Data tied to figure images

-- BEGIN --

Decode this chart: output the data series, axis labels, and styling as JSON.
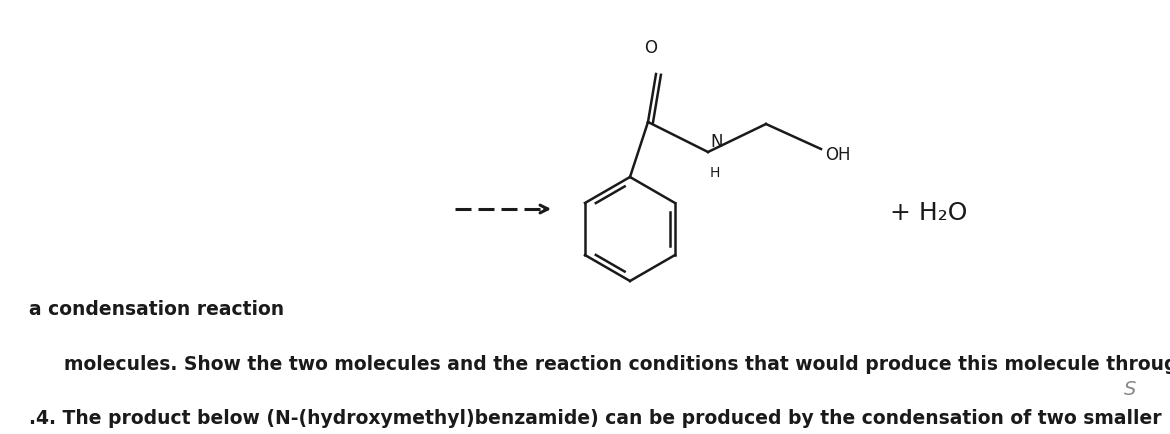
{
  "question_text_line1": ".4. The product below (N-(hydroxymethyl)benzamide) can be produced by the condensation of two smaller",
  "question_text_line2": "molecules. Show the two molecules and the reaction conditions that would produce this molecule through",
  "question_text_line3": "a condensation reaction",
  "background_color": "#ffffff",
  "text_color": "#1a1a1a",
  "line_color": "#1a1a1a",
  "h2o_text": "+ H₂O",
  "watermark": "S"
}
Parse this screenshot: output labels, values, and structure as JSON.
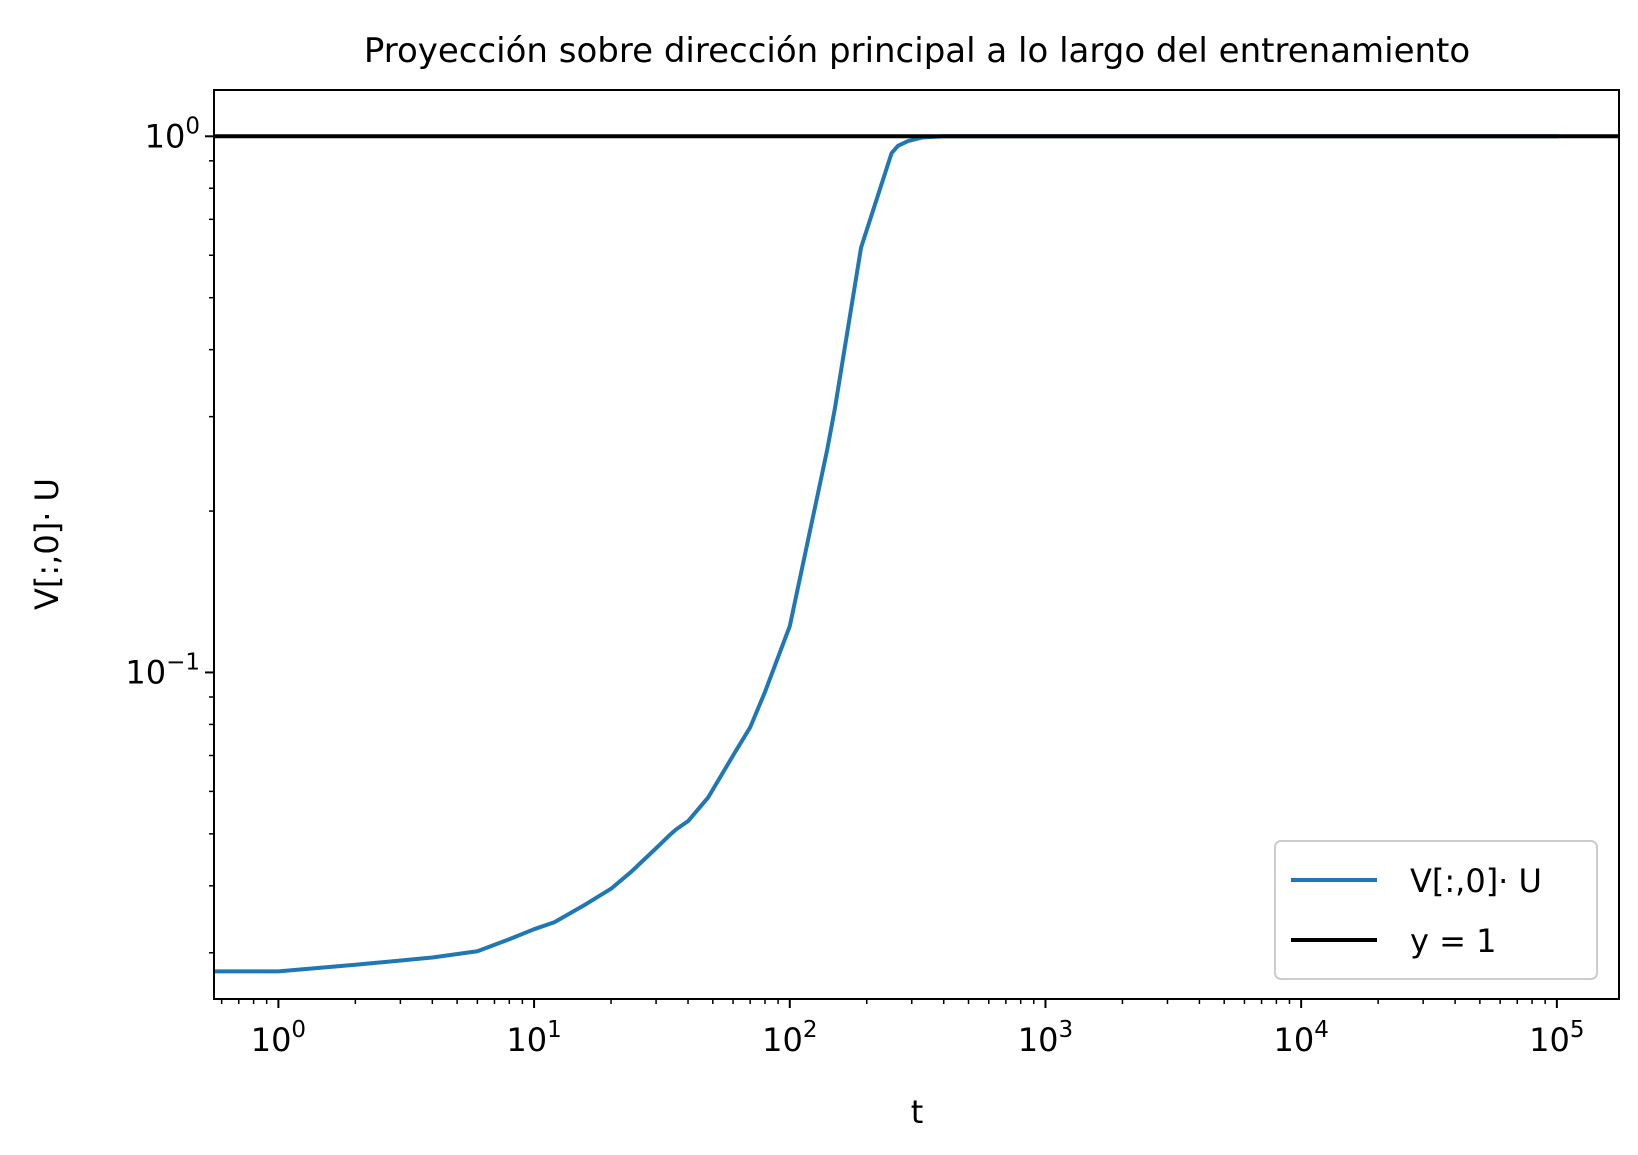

-- END --

> WHAT THE TASK ASKS
All entries must be written out again exactly as given, with no pictures in the copy.

> RESPONSE TO THIS TASK
Decode this chart: output the data series, axis labels, and styling as JSON.
{
  "question_text_line1": ".4. The product below (N-(hydroxymethyl)benzamide) can be produced by the condensation of two smaller",
  "question_text_line2": "molecules. Show the two molecules and the reaction conditions that would produce this molecule through",
  "question_text_line3": "a condensation reaction",
  "background_color": "#ffffff",
  "text_color": "#1a1a1a",
  "line_color": "#1a1a1a",
  "h2o_text": "+ H₂O",
  "watermark": "S"
}
Parse this screenshot: output labels, values, and structure as JSON.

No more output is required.